- _STATED GOAL_:
Go through the entries below and copy each line containing the word "screenshot".

- _MATERIAL SUPPLIED_:
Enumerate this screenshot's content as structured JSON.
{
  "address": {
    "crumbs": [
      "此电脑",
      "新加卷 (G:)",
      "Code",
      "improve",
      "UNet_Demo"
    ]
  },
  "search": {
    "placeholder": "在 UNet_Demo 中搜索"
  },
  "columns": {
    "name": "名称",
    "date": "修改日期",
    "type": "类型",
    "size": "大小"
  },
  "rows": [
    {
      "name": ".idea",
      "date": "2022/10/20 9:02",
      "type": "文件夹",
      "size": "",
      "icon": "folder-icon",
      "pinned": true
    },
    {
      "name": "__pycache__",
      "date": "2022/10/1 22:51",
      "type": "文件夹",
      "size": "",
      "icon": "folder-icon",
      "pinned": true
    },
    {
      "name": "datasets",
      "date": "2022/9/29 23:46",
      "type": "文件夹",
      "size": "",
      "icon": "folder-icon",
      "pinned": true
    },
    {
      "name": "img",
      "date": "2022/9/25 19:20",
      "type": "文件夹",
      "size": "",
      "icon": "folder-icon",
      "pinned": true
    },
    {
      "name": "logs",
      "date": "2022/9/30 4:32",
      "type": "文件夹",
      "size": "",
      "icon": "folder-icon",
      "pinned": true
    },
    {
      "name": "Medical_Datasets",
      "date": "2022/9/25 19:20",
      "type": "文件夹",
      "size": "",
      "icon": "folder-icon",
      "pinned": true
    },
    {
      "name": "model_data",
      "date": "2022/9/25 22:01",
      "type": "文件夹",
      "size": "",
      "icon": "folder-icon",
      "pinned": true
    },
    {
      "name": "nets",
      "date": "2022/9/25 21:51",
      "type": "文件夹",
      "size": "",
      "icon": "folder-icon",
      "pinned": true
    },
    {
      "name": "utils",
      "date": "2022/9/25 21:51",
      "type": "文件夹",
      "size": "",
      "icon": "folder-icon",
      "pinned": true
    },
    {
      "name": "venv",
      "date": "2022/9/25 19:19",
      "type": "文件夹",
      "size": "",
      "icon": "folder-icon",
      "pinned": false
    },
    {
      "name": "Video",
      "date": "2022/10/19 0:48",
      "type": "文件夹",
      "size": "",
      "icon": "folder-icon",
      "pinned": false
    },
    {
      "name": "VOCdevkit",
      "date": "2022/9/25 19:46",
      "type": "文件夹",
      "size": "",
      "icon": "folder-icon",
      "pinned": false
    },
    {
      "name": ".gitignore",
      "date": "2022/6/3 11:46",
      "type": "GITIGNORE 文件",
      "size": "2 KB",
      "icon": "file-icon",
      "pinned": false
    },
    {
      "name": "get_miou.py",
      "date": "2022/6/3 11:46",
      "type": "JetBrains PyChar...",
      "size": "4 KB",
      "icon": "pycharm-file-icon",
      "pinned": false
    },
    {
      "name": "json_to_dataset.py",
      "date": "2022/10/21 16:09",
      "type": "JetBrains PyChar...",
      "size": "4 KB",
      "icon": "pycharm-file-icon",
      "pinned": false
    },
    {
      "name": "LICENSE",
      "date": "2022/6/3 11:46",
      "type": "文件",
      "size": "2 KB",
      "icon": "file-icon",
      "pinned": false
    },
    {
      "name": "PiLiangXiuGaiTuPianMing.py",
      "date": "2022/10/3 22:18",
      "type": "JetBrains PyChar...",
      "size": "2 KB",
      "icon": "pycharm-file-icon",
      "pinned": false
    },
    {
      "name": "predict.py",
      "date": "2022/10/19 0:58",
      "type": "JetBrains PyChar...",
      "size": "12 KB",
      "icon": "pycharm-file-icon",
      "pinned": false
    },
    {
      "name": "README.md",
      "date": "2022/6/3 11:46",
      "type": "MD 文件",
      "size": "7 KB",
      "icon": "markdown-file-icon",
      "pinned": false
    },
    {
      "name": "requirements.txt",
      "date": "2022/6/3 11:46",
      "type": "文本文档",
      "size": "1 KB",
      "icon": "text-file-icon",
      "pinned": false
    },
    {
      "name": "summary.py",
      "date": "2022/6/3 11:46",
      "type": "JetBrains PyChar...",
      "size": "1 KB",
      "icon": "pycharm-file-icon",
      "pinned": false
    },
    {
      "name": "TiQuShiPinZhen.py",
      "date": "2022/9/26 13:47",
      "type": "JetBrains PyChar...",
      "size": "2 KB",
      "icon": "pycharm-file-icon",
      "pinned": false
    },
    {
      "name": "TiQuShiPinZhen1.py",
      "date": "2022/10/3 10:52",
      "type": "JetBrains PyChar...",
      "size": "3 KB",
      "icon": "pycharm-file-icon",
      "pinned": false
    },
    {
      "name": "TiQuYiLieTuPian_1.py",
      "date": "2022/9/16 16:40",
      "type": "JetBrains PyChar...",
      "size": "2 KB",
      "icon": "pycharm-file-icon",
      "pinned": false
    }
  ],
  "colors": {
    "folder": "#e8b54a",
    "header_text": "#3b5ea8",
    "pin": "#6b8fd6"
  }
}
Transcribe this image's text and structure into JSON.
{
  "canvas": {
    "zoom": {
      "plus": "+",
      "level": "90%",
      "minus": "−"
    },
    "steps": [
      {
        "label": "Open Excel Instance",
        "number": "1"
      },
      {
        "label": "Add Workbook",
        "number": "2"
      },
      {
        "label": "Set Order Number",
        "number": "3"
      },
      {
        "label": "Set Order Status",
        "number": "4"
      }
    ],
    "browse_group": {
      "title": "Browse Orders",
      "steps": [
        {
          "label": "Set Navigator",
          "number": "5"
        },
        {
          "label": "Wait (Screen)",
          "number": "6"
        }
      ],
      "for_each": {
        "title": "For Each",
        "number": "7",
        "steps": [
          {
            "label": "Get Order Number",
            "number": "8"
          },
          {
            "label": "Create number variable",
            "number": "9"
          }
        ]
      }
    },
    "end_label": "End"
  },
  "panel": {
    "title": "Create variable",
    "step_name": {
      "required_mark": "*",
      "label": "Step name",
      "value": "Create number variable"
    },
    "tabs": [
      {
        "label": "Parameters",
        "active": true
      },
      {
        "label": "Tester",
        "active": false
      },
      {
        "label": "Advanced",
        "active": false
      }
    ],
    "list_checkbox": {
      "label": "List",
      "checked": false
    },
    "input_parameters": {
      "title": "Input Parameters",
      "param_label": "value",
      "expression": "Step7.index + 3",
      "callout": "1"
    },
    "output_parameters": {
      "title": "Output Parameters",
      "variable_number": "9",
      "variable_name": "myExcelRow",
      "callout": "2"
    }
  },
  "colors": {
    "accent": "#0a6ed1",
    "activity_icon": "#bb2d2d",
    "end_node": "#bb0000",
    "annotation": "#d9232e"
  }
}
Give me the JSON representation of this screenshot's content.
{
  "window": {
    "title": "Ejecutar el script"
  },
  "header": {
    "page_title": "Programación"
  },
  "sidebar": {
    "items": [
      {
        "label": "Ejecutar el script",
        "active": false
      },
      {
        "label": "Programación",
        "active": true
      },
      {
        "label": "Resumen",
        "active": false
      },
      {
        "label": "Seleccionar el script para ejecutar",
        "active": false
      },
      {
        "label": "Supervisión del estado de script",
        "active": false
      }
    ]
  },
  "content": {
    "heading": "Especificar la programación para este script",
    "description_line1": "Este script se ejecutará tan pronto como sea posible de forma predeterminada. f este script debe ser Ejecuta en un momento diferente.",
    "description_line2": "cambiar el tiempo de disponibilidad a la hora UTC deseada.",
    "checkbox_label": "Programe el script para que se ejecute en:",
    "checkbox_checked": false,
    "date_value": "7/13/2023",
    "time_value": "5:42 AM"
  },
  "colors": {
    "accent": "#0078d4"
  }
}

- _SOLUTION TO THIS PROBLEM_:
Enumerate this screenshot's content as structured JSON.
Give me the JSON representation of this screenshot's content.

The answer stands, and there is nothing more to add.